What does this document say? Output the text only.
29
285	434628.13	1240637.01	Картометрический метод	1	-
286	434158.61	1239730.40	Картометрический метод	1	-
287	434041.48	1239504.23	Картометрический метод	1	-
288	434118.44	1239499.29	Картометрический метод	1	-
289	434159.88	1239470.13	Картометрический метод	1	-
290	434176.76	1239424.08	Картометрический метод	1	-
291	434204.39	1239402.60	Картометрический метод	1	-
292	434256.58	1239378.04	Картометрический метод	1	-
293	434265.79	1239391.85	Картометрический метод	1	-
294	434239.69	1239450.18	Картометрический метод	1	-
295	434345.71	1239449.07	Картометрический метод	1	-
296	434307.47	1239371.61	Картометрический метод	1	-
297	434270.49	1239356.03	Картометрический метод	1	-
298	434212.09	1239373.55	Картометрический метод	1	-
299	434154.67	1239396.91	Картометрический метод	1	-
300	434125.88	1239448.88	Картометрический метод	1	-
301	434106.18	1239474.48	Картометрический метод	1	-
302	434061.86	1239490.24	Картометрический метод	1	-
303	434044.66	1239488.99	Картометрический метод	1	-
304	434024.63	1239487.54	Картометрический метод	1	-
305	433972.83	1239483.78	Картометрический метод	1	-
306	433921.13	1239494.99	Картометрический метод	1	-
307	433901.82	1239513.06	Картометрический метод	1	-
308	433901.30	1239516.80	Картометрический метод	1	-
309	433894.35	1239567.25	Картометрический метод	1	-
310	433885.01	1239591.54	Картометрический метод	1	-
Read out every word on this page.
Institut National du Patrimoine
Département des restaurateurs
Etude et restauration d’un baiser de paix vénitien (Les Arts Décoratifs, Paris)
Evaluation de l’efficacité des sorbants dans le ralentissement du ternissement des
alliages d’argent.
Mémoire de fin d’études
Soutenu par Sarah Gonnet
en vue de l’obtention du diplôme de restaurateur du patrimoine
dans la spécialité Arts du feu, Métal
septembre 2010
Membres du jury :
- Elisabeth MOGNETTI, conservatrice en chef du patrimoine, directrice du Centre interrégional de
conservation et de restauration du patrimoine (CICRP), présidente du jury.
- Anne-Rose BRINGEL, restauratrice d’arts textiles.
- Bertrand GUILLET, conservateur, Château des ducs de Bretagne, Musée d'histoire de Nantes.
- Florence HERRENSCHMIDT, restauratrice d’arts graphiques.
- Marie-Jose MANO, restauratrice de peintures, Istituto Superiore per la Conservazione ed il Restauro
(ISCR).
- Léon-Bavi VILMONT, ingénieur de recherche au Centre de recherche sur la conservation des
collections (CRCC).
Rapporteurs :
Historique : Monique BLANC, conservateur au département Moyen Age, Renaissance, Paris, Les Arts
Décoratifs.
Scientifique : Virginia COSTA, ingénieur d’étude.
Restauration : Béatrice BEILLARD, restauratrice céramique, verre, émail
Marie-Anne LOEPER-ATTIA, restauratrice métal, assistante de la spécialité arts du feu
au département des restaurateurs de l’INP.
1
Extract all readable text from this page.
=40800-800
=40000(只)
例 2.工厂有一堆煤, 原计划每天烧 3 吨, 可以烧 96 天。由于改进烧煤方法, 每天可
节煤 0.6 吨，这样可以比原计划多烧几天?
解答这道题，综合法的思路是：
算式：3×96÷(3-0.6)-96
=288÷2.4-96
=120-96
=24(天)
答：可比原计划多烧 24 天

[Goal of the exercise]: Determine how many lines of the data contain "Anne" and give nothing but that number.

[Task answer]: 2